* _Prompt_: Copy out all lines with the word "Wakamarina" in them.

——————

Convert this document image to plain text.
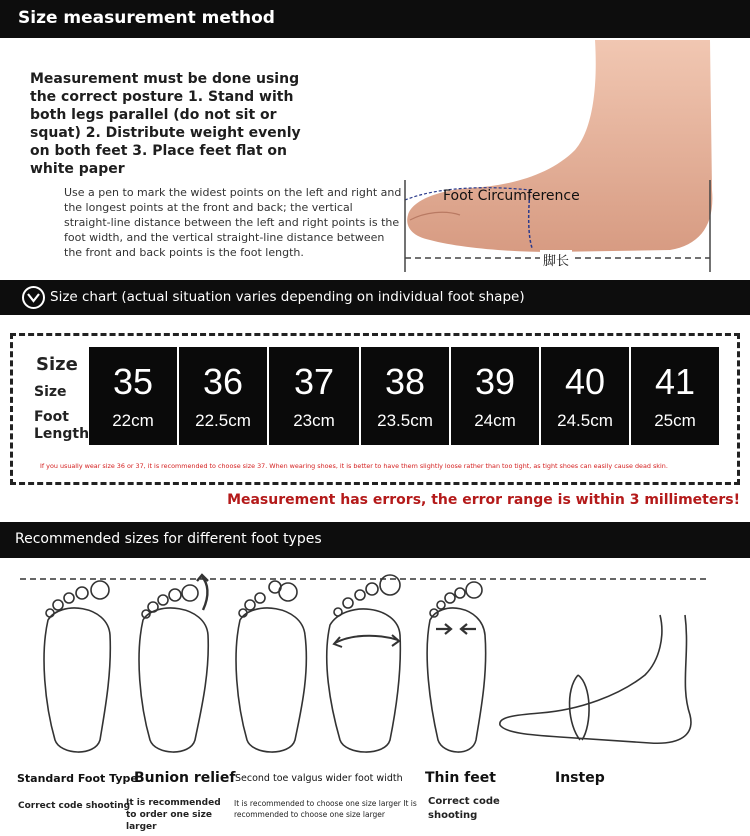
Size measurement method
Measurement must be done using the correct posture 1. Stand with both legs parallel (do not sit or squat) 2. Distribute weight evenly on both feet 3. Place feet flat on white paper
Use a pen to mark the widest points on the left and right and the longest points at the front and back; the vertical straight-line distance between the left and right points is the foot width, and the vertical straight-line distance between the front and back points is the foot length.
Foot Circumference
脚长
Size chart (actual situation varies depending on individual foot shape)
Size
Size
Foot Length
35
22cm
36
22.5cm
37
23cm
38
23.5cm
39
24cm
40
24.5cm
41
25cm
If you usually wear size 36 or 37, it is recommended to choose size 37. When wearing shoes, it is better to have them slightly loose rather than too tight, as tight shoes can easily cause dead skin.
Measurement has errors, the error range is within 3 millimeters!
Recommended sizes for different foot types
Standard Foot Type
Correct code shooting
Bunion relief
It is recommended to order one size larger
Second toe valgus wider foot width
It is recommended to choose one size larger It is recommended to choose one size larger
Thin feet
Correct code shooting
Instep
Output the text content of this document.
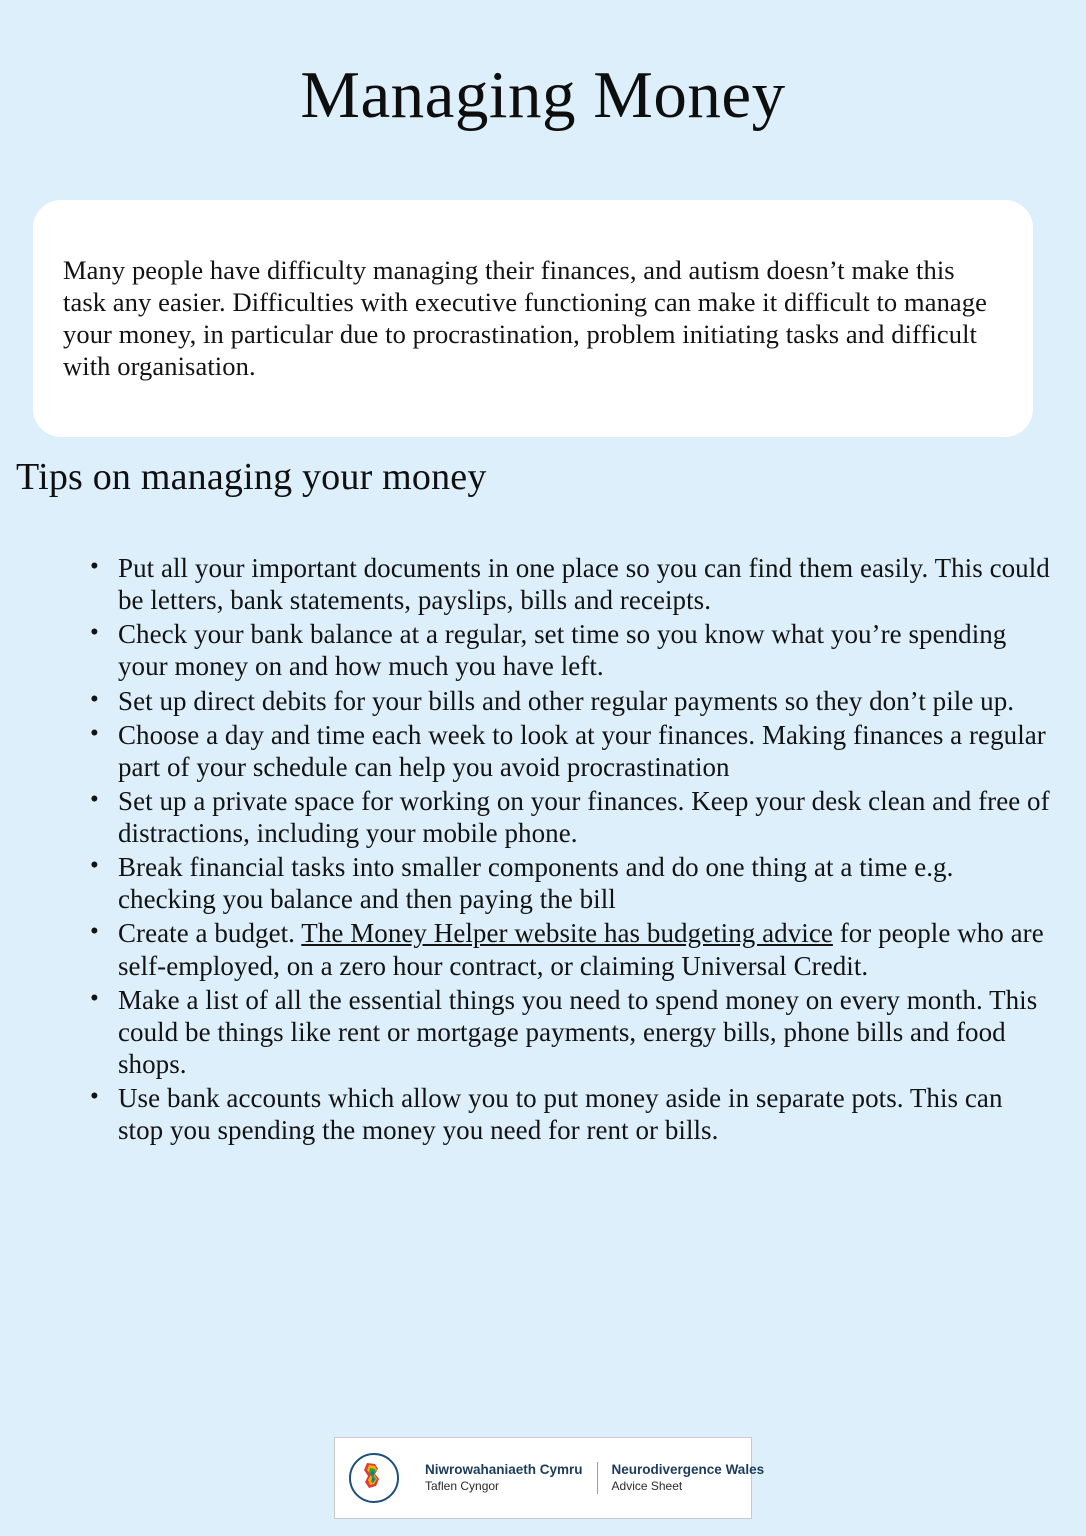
Managing Money

Many people have difficulty managing their finances, and autism doesn’t make this task any easier. Difficulties with executive functioning can make it difficult to manage your money, in particular due to procrastination, problem initiating tasks and difficult with organisation.

Tips on managing your money
• Put all your important documents in one place so you can find them easily. This could be letters, bank statements, payslips, bills and receipts.
• Check your bank balance at a regular, set time so you know what you’re spending your money on and how much you have left.
• Set up direct debits for your bills and other regular payments so they don’t pile up.
• Choose a day and time each week to look at your finances. Making finances a regular part of your schedule can help you avoid procrastination
• Set up a private space for working on your finances. Keep your desk clean and free of distractions, including your mobile phone.
• Break financial tasks into smaller components and do one thing at a time e.g. checking you balance and then paying the bill
• Create a budget. The Money Helper website has budgeting advice for people who are self-employed, on a zero hour contract, or claiming Universal Credit.
• Make a list of all the essential things you need to spend money on every month. This could be things like rent or mortgage payments, energy bills, phone bills and food shops.
• Use bank accounts which allow you to put money aside in separate pots. This can stop you spending the money you need for rent or bills.
Niwrowahaniaeth Cymru
Taflen Cyngor
Neurodivergence Wales
Advice Sheet
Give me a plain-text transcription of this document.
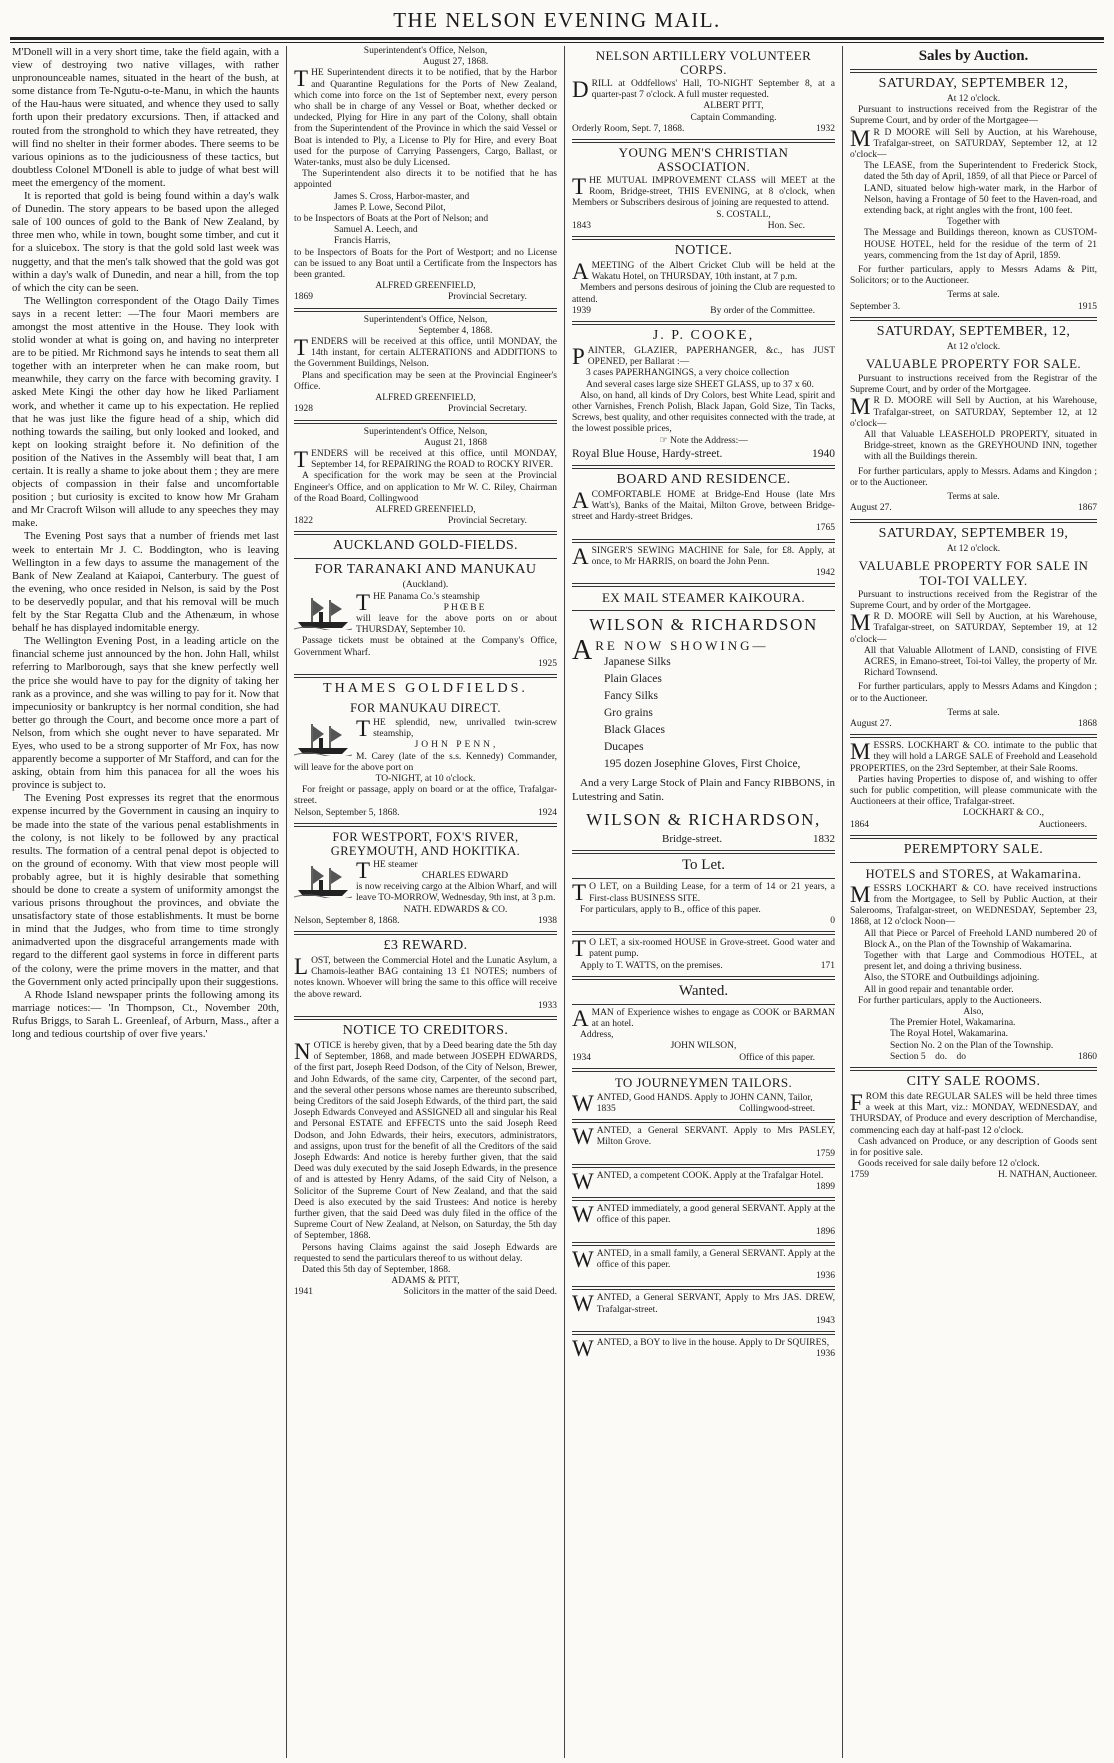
THE NELSON EVENING MAIL.

M'Donell will in a very short time, take the field again, with a view of destroying two native villages, with rather unpronounceable names, situated in the heart of the bush, at some distance from Te-Ngutu-o-te-Manu, in which the haunts of the Hau-haus were situated, and whence they used to sally forth upon their predatory excursions. Then, if attacked and routed from the stronghold to which they have retreated, they will find no shelter in their former abodes. There seems to be various opinions as to the judiciousness of these tactics, but doubtless Colonel M'Donell is able to judge of what best will meet the emergency of the moment.

It is reported that gold is being found within a day's walk of Dunedin. The story appears to be based upon the alleged sale of 100 ounces of gold to the Bank of New Zealand, by three men who, while in town, bought some timber, and cut it for a sluicebox. The story is that the gold sold last week was nuggetty, and that the men's talk showed that the gold was got within a day's walk of Dunedin, and near a hill, from the top of which the city can be seen.

The Wellington correspondent of the Otago Daily Times says in a recent letter: —The four Maori members are amongst the most attentive in the House. They look with stolid wonder at what is going on, and having no interpreter are to be pitied. Mr Richmond says he intends to seat them all together with an interpreter when he can make room, but meanwhile, they carry on the farce with becoming gravity. I asked Mete Kingi the other day how he liked Parliament work, and whether it came up to his expectation. He replied that he was just like the figure head of a ship, which did nothing towards the sailing, but only looked and looked, and kept on looking straight before it. No definition of the position of the Natives in the Assembly will beat that, I am certain. It is really a shame to joke about them ; they are mere objects of compassion in their false and uncomfortable position ; but curiosity is excited to know how Mr Graham and Mr Cracroft Wilson will allude to any speeches they may make.

The Evening Post says that a number of friends met last week to entertain Mr J. C. Boddington, who is leaving Wellington in a few days to assume the management of the Bank of New Zealand at Kaiapoi, Canterbury. The guest of the evening, who once resided in Nelson, is said by the Post to be deservedly popular, and that his removal will be much felt by the Star Regatta Club and the Athenæum, in whose behalf he has displayed indomitable energy.

The Wellington Evening Post, in a leading article on the financial scheme just announced by the hon. John Hall, whilst referring to Marlborough, says that she knew perfectly well the price she would have to pay for the dignity of taking her rank as a province, and she was willing to pay for it. Now that impecuniosity or bankruptcy is her normal condition, she had better go through the Court, and become once more a part of Nelson, from which she ought never to have separated. Mr Eyes, who used to be a strong supporter of Mr Fox, has now apparently become a supporter of Mr Stafford, and can for the asking, obtain from him this panacea for all the woes his province is subject to.

The Evening Post expresses its regret that the enormous expense incurred by the Government in causing an inquiry to be made into the state of the various penal establishments in the colony, is not likely to be followed by any practical results. The formation of a central penal depot is objected to on the ground of economy. With that view most people will probably agree, but it is highly desirable that something should be done to create a system of uniformity amongst the various prisons throughout the provinces, and obviate the unsatisfactory state of those establishments. It must be borne in mind that the Judges, who from time to time strongly animadverted upon the disgraceful arrangements made with regard to the different gaol systems in force in different parts of the colony, were the prime movers in the matter, and that the Government only acted principally upon their suggestions.

A Rhode Island newspaper prints the following among its marriage notices:— 'In Thompson, Ct., November 20th, Rufus Briggs, to Sarah L. Greenleaf, of Arburn, Mass., after a long and tedious courtship of over five years.'

Superintendent's Office, Nelson,
August 27, 1868.
THE Superintendent directs it to be notified, that by the Harbor and Quarantine Regulations for the Ports of New Zealand, which come into force on the 1st of September next, every person who shall be in charge of any Vessel or Boat, whether decked or undecked, Plying for Hire in any part of the Colony, shall obtain from the Superintendent of the Province in which the said Vessel or Boat is intended to Ply, a License to Ply for Hire, and every Boat used for the purpose of Carrying Passengers, Cargo, Ballast, or Water-tanks, must also be duly Licensed.
The Superintendent also directs it to be notified that he has appointed
James S. Cross, Harbor-master, and
James P. Lowe, Second Pilot,
to be Inspectors of Boats at the Port of Nelson; and
Samuel A. Leech, and
Francis Harris,
to be Inspectors of Boats for the Port of Westport; and no License can be issued to any Boat until a Certificate from the Inspectors has been granted.
ALFRED GREENFIELD,
1869	Provincial Secretary.
Superintendent's Office, Nelson,
September 4, 1868.
TENDERS will be received at this office, until MONDAY, the 14th instant, for certain ALTERATIONS and ADDITIONS to the Government Buildings, Nelson.
Plans and specification may be seen at the Provincial Engineer's Office.
ALFRED GREENFIELD,
1928	Provincial Secretary.
Superintendent's Office, Nelson,
August 21, 1868
TENDERS will be received at this office, until MONDAY, September 14, for REPAIRING the ROAD to ROCKY RIVER.
A specification for the work may be seen at the Provincial Engineer's Office, and on application to Mr W. C. Riley, Chairman of the Road Board, Collingwood
ALFRED GREENFIELD,
1822	Provincial Secretary.
AUCKLAND GOLD-FIELDS.
FOR TARANAKI AND MANUKAU
(Auckland).
THE Panama Co.'s steamship
PHŒBE
will leave for the above ports on or about THURSDAY, September 10.
Passage tickets must be obtained at the Company's Office, Government Wharf.
1925
THAMES GOLDFIELDS.
FOR MANUKAU DIRECT.
THE splendid, new, unrivalled twin-screw steamship,
JOHN PENN,
M. Carey (late of the s.s. Kennedy) Commander, will leave for the above port on
TO-NIGHT, at 10 o'clock.
For freight or passage, apply on board or at the office, Trafalgar-street.
Nelson, September 5, 1868.	1924
FOR WESTPORT, FOX'S RIVER, GREYMOUTH, AND HOKITIKA.
THE steamer
CHARLES EDWARD
is now receiving cargo at the Albion Wharf, and will leave TO-MORROW, Wednesday, 9th inst, at 3 p.m.
NATH. EDWARDS & CO.
Nelson, September 8, 1868.	1938
£3 REWARD.
LOST, between the Commercial Hotel and the Lunatic Asylum, a Chamois-leather BAG containing 13 £1 NOTES; numbers of notes known. Whoever will bring the same to this office will receive the above reward.
1933
NOTICE TO CREDITORS.
NOTICE is hereby given, that by a Deed bearing date the 5th day of September, 1868, and made between JOSEPH EDWARDS, of the first part, Joseph Reed Dodson, of the City of Nelson, Brewer, and John Edwards, of the same city, Carpenter, of the second part, and the several other persons whose names are thereunto subscribed, being Creditors of the said Joseph Edwards, of the third part, the said Joseph Edwards Conveyed and ASSIGNED all and singular his Real and Personal ESTATE and EFFECTS unto the said Joseph Reed Dodson, and John Edwards, their heirs, executors, administrators, and assigns, upon trust for the benefit of all the Creditors of the said Joseph Edwards: And notice is hereby further given, that the said Deed was duly executed by the said Joseph Edwards, in the presence of and is attested by Henry Adams, of the said City of Nelson, a Solicitor of the Supreme Court of New Zealand, and that the said Deed is also executed by the said Trustees: And notice is hereby further given, that the said Deed was duly filed in the office of the Supreme Court of New Zealand, at Nelson, on Saturday, the 5th day of September, 1868.
Persons having Claims against the said Joseph Edwards are requested to send the particulars thereof to us without delay.
Dated this 5th day of September, 1868.
ADAMS & PITT,
1941	Solicitors in the matter of the said Deed.
NELSON ARTILLERY VOLUNTEER CORPS.
DRILL at Oddfellows' Hall, TO-NIGHT September 8, at a quarter-past 7 o'clock. A full muster requested.
ALBERT PITT,
Captain Commanding.
Orderly Room, Sept. 7, 1868.	1932
YOUNG MEN'S CHRISTIAN ASSOCIATION.
THE MUTUAL IMPROVEMENT CLASS will MEET at the Room, Bridge-street, THIS EVENING, at 8 o'clock, when Members or Subscribers desirous of joining are requested to attend.
S. COSTALL,
1843	Hon. Sec.
NOTICE.
AMEETING of the Albert Cricket Club will be held at the Wakatu Hotel, on THURSDAY, 10th instant, at 7 p.m.
Members and persons desirous of joining the Club are requested to attend.
1939	By order of the Committee.
J. P. COOKE,
PAINTER, GLAZIER, PAPERHANGER, &c., has JUST OPENED, per Ballarat :—
3 cases PAPERHANGINGS, a very choice collection
And several cases large size SHEET GLASS, up to 37 x 60.
Also, on hand, all kinds of Dry Colors, best White Lead, spirit and other Varnishes, French Polish, Black Japan, Gold Size, Tin Tacks, Screws, best quality, and other requisites connected with the trade, at the lowest possible prices,
☞ Note the Address:—
Royal Blue House, Hardy-street.	1940
BOARD AND RESIDENCE.
ACOMFORTABLE HOME at Bridge-End House (late Mrs Watt's), Banks of the Maitai, Milton Grove, between Bridge-street and Hardy-street Bridges.
1765
ASINGER'S SEWING MACHINE for Sale, for £8. Apply, at once, to Mr HARRIS, on board the John Penn.
1942
EX MAIL STEAMER KAIKOURA.
WILSON & RICHARDSON
ARE NOW SHOWING—
Japanese Silks
Plain Glaces
Fancy Silks
Gro grains
Black Glaces
Ducapes
195 dozen Josephine Gloves, First Choice,
And a very Large Stock of Plain and Fancy RIBBONS, in Lutestring and Satin.
WILSON & RICHARDSON,
Bridge-street.	1832
To Let.
T O LET, on a Building Lease, for a term of 14 or 21 years, a First-class BUSINESS SITE.
For particulars, apply to B., office of this paper.
0
T O LET, a six-roomed HOUSE in Grove-street. Good water and patent pump.
Apply to T. WATTS, on the premises.	171
Wanted.
AMAN of Experience wishes to engage as COOK or BARMAN at an hotel.
Address,
JOHN WILSON,
1934	Office of this paper.
TO JOURNEYMEN TAILORS.
WANTED, Good HANDS. Apply to JOHN CANN, Tailor,
1835	Collingwood-street.
WANTED, a General SERVANT. Apply to Mrs PASLEY, Milton Grove.
1759
WANTED, a competent COOK. Apply at the Trafalgar Hotel.
1899
WANTED immediately, a good general SERVANT. Apply at the office of this paper.
1896
WANTED, in a small family, a General SERVANT. Apply at the office of this paper.
1936
WANTED, a General SERVANT, Apply to Mrs JAS. DREW, Trafalgar-street.
1943
WANTED, a BOY to live in the house. Apply to Dr SQUIRES,
1936
Sales by Auction.
SATURDAY, SEPTEMBER 12,
At 12 o'clock.
Pursuant to instructions received from the Registrar of the Supreme Court, and by order of the Mortgagee—
M R D MOORE will Sell by Auction, at his Warehouse, Trafalgar-street, on SATURDAY, September 12, at 12 o'clock—
The LEASE, from the Superintendent to Frederick Stock, dated the 5th day of April, 1859, of all that Piece or Parcel of LAND, situated below high-water mark, in the Harbor of Nelson, having a Frontage of 50 feet to the Haven-road, and extending back, at right angles with the front, 100 feet.
Together with
The Message and Buildings thereon, known as CUSTOM-HOUSE HOTEL, held for the residue of the term of 21 years, commencing from the 1st day of April, 1859.
For further particulars, apply to Messrs Adams & Pitt, Solicitors; or to the Auctioneer.
Terms at sale.
September 3.	1915
SATURDAY, SEPTEMBER, 12,
At 12 o'clock.
VALUABLE PROPERTY FOR SALE.
Pursuant to instructions received from the Registrar of the Supreme Court, and by order of the Mortgagee.
M R D. MOORE will Sell by Auction, at his Warehouse, Trafalgar-street, on SATURDAY, September 12, at 12 o'clock—
All that Valuable LEASEHOLD PROPERTY, situated in Bridge-street, known as the GREYHOUND INN, together with all the Buildings therein.
For further particulars, apply to Messrs. Adams and Kingdon ; or to the Auctioneer.
Terms at sale.
August 27.	1867
SATURDAY, SEPTEMBER 19,
At 12 o'clock.
VALUABLE PROPERTY FOR SALE IN TOI-TOI VALLEY.
Pursuant to instructions received from the Registrar of the Supreme Court, and by order of the Mortgagee.
M R D. MOORE will Sell by Auction, at his Warehouse, Trafalgar-street, on SATURDAY, September 19, at 12 o'clock—
All that Valuable Allotment of LAND, consisting of FIVE ACRES, in Emano-street, Toi-toi Valley, the property of Mr. Richard Townsend.
For further particulars, apply to Messrs Adams and Kingdon ; or to the Auctioneer.
Terms at sale.
August 27.	1868
MESSRS. LOCKHART & CO. intimate to the public that they will hold a LARGE SALE of Freehold and Leasehold PROPERTIES, on the 23rd September, at their Sale Rooms.
Parties having Properties to dispose of, and wishing to offer such for public competition, will please communicate with the Auctioneers at their office, Trafalgar-street.
LOCKHART & CO.,
1864	Auctioneers.
PEREMPTORY SALE.
HOTELS and STORES, at Wakamarina.
MESSRS LOCKHART & CO. have received instructions from the Mortgagee, to Sell by Public Auction, at their Salerooms, Trafalgar-street, on WEDNESDAY, September 23, 1868, at 12 o'clock Noon—
All that Piece or Parcel of Freehold LAND numbered 20 of Block A., on the Plan of the Township of Wakamarina.
Together with that Large and Commodious HOTEL, at present let, and doing a thriving business.
Also, the STORE and Outbuildings adjoining.
All in good repair and tenantable order.
For further particulars, apply to the Auctioneers.
Also,
The Premier Hotel, Wakamarina.
The Royal Hotel, Wakamarina.
Section No. 2 on the Plan of the Township.
Section 5 do. do	1860
CITY SALE ROOMS.
FROM this date REGULAR SALES will be held three times a week at this Mart, viz.: MONDAY, WEDNESDAY, and THURSDAY, of Produce and every description of Merchandise, commencing each day at half-past 12 o'clock.
Cash advanced on Produce, or any description of Goods sent in for positive sale.
Goods received for sale daily before 12 o'clock.
1759	H. NATHAN, Auctioneer.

——————

* _Response_:
HOTELS and STORES, at Wakamarina.
All that Piece or Parcel of Freehold LAND numbered 20 of Block A., on the Plan of the Township of Wakamarina.
The Premier Hotel, Wakamarina.
The Royal Hotel, Wakamarina.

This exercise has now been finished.